- [RECORDS PROVIDED]
=====

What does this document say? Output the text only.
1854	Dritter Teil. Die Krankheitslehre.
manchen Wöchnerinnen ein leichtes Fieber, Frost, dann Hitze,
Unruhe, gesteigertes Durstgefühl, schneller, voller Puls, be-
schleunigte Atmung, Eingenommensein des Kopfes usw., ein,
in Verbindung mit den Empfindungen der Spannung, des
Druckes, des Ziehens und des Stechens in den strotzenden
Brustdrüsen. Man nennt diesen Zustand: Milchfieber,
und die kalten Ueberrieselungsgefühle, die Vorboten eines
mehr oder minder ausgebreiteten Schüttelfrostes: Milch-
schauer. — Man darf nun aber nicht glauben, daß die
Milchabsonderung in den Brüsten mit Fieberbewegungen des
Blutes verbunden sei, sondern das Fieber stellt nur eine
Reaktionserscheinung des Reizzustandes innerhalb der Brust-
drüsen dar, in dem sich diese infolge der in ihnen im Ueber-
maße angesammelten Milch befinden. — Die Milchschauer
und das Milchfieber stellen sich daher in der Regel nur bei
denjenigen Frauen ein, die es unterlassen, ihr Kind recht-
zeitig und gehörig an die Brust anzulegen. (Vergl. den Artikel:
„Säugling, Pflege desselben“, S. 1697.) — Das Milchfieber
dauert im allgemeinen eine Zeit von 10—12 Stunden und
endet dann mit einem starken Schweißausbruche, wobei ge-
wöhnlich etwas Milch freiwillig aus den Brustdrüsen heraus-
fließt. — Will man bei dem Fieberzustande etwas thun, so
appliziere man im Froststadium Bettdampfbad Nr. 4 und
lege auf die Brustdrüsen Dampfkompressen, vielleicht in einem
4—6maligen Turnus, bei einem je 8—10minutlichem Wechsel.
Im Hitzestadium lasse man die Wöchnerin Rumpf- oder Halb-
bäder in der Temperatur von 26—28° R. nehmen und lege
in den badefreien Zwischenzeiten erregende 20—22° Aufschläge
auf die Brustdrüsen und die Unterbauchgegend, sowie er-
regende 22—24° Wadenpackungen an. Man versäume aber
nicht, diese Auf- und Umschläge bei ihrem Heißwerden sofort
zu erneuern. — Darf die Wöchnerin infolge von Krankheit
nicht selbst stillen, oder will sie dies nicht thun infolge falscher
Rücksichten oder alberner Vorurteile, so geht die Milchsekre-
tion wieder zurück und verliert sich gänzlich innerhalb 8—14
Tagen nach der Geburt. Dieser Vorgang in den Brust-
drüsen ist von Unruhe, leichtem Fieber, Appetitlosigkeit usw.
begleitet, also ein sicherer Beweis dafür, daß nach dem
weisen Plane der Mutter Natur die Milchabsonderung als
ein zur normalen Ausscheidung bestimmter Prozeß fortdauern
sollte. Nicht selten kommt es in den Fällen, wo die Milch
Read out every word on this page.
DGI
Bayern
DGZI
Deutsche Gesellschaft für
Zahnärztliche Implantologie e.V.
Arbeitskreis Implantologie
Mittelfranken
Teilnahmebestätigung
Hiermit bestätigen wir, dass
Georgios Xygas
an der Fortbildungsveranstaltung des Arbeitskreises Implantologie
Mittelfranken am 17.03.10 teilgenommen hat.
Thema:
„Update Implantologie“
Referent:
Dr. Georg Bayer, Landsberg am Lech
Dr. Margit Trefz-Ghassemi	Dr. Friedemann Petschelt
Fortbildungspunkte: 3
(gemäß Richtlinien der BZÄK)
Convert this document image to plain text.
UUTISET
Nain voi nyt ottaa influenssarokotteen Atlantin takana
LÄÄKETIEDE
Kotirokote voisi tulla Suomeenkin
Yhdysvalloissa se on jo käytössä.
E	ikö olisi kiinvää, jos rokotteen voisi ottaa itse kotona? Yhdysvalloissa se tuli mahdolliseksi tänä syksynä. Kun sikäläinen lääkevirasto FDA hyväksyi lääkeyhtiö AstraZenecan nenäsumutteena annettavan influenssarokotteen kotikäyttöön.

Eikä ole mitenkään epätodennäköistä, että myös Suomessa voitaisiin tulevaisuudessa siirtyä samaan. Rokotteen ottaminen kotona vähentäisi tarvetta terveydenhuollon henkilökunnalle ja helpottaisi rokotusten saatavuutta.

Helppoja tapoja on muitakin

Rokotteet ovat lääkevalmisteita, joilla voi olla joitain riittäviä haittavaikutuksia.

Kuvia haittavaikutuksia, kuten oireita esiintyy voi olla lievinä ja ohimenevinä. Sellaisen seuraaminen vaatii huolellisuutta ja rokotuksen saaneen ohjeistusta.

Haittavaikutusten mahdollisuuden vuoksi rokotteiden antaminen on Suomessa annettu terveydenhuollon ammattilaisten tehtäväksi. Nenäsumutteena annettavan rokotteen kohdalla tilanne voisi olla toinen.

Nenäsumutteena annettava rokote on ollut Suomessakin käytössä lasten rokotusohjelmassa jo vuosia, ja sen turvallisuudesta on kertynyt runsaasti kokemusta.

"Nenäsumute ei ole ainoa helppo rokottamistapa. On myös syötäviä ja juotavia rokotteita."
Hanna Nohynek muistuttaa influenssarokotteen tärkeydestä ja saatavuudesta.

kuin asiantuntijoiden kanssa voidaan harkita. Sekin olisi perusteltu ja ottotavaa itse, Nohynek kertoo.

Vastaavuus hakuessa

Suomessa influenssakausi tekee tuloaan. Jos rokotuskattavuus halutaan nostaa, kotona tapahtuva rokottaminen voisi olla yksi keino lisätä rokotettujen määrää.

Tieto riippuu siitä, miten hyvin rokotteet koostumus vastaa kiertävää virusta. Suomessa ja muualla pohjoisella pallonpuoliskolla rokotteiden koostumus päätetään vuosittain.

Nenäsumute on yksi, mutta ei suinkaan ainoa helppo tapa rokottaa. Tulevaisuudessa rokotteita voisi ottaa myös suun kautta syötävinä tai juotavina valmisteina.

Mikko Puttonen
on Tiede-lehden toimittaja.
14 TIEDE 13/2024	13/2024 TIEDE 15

=====

- [ASSIGNED TASK]
Nothing should be changed: write out all of the data as is.

- [WRITTEN RESPONSE]
What does this document say? Output the text only.
1854	Dritter Teil. Die Krankheitslehre.
manchen Wöchnerinnen ein leichtes Fieber, Frost, dann Hitze,
Unruhe, gesteigertes Durstgefühl, schneller, voller Puls, be-
schleunigte Atmung, Eingenommensein des Kopfes usw., ein,
in Verbindung mit den Empfindungen der Spannung, des
Druckes, des Ziehens und des Stechens in den strotzenden
Brustdrüsen. Man nennt diesen Zustand: Milchfieber,
und die kalten Ueberrieselungsgefühle, die Vorboten eines
mehr oder minder ausgebreiteten Schüttelfrostes: Milch-
schauer. — Man darf nun aber nicht glauben, daß die
Milchabsonderung in den Brüsten mit Fieberbewegungen des
Blutes verbunden sei, sondern das Fieber stellt nur eine
Reaktionserscheinung des Reizzustandes innerhalb der Brust-
drüsen dar, in dem sich diese infolge der in ihnen im Ueber-
maße angesammelten Milch befinden. — Die Milchschauer
und das Milchfieber stellen sich daher in der Regel nur bei
denjenigen Frauen ein, die es unterlassen, ihr Kind recht-
zeitig und gehörig an die Brust anzulegen. (Vergl. den Artikel:
„Säugling, Pflege desselben“, S. 1697.) — Das Milchfieber
dauert im allgemeinen eine Zeit von 10—12 Stunden und
endet dann mit einem starken Schweißausbruche, wobei ge-
wöhnlich etwas Milch freiwillig aus den Brustdrüsen heraus-
fließt. — Will man bei dem Fieberzustande etwas thun, so
appliziere man im Froststadium Bettdampfbad Nr. 4 und
lege auf die Brustdrüsen Dampfkompressen, vielleicht in einem
4—6maligen Turnus, bei einem je 8—10minutlichem Wechsel.
Im Hitzestadium lasse man die Wöchnerin Rumpf- oder Halb-
bäder in der Temperatur von 26—28° R. nehmen und lege
in den badefreien Zwischenzeiten erregende 20—22° Aufschläge
auf die Brustdrüsen und die Unterbauchgegend, sowie er-
regende 22—24° Wadenpackungen an. Man versäume aber
nicht, diese Auf- und Umschläge bei ihrem Heißwerden sofort
zu erneuern. — Darf die Wöchnerin infolge von Krankheit
nicht selbst stillen, oder will sie dies nicht thun infolge falscher
Rücksichten oder alberner Vorurteile, so geht die Milchsekre-
tion wieder zurück und verliert sich gänzlich innerhalb 8—14
Tagen nach der Geburt. Dieser Vorgang in den Brust-
drüsen ist von Unruhe, leichtem Fieber, Appetitlosigkeit usw.
begleitet, also ein sicherer Beweis dafür, daß nach dem
weisen Plane der Mutter Natur die Milchabsonderung als
ein zur normalen Ausscheidung bestimmter Prozeß fortdauern
sollte. Nicht selten kommt es in den Fällen, wo die Milch
Read out every word on this page.
DGI
Bayern
DGZI
Deutsche Gesellschaft für
Zahnärztliche Implantologie e.V.
Arbeitskreis Implantologie
Mittelfranken
Teilnahmebestätigung
Hiermit bestätigen wir, dass
Georgios Xygas
an der Fortbildungsveranstaltung des Arbeitskreises Implantologie
Mittelfranken am 17.03.10 teilgenommen hat.
Thema:
„Update Implantologie“
Referent:
Dr. Georg Bayer, Landsberg am Lech
Dr. Margit Trefz-Ghassemi	Dr. Friedemann Petschelt
Fortbildungspunkte: 3
(gemäß Richtlinien der BZÄK)
Convert this document image to plain text.
UUTISET
Nain voi nyt ottaa influenssarokotteen Atlantin takana
LÄÄKETIEDE
Kotirokote voisi tulla Suomeenkin
Yhdysvalloissa se on jo käytössä.
E	ikö olisi kiinvää, jos rokotteen voisi ottaa itse kotona? Yhdysvalloissa se tuli mahdolliseksi tänä syksynä. Kun sikäläinen lääkevirasto FDA hyväksyi lääkeyhtiö AstraZenecan nenäsumutteena annettavan influenssarokotteen kotikäyttöön.

Eikä ole mitenkään epätodennäköistä, että myös Suomessa voitaisiin tulevaisuudessa siirtyä samaan. Rokotteen ottaminen kotona vähentäisi tarvetta terveydenhuollon henkilökunnalle ja helpottaisi rokotusten saatavuutta.

Helppoja tapoja on muitakin

Rokotteet ovat lääkevalmisteita, joilla voi olla joitain riittäviä haittavaikutuksia.

Kuvia haittavaikutuksia, kuten oireita esiintyy voi olla lievinä ja ohimenevinä. Sellaisen seuraaminen vaatii huolellisuutta ja rokotuksen saaneen ohjeistusta.

Haittavaikutusten mahdollisuuden vuoksi rokotteiden antaminen on Suomessa annettu terveydenhuollon ammattilaisten tehtäväksi. Nenäsumutteena annettavan rokotteen kohdalla tilanne voisi olla toinen.

Nenäsumutteena annettava rokote on ollut Suomessakin käytössä lasten rokotusohjelmassa jo vuosia, ja sen turvallisuudesta on kertynyt runsaasti kokemusta.

"Nenäsumute ei ole ainoa helppo rokottamistapa. On myös syötäviä ja juotavia rokotteita."
Hanna Nohynek muistuttaa influenssarokotteen tärkeydestä ja saatavuudesta.

kuin asiantuntijoiden kanssa voidaan harkita. Sekin olisi perusteltu ja ottotavaa itse, Nohynek kertoo.

Vastaavuus hakuessa

Suomessa influenssakausi tekee tuloaan. Jos rokotuskattavuus halutaan nostaa, kotona tapahtuva rokottaminen voisi olla yksi keino lisätä rokotettujen määrää.

Tieto riippuu siitä, miten hyvin rokotteet koostumus vastaa kiertävää virusta. Suomessa ja muualla pohjoisella pallonpuoliskolla rokotteiden koostumus päätetään vuosittain.

Nenäsumute on yksi, mutta ei suinkaan ainoa helppo tapa rokottaa. Tulevaisuudessa rokotteita voisi ottaa myös suun kautta syötävinä tai juotavina valmisteina.

Mikko Puttonen
on Tiede-lehden toimittaja.
14 TIEDE 13/2024	13/2024 TIEDE 15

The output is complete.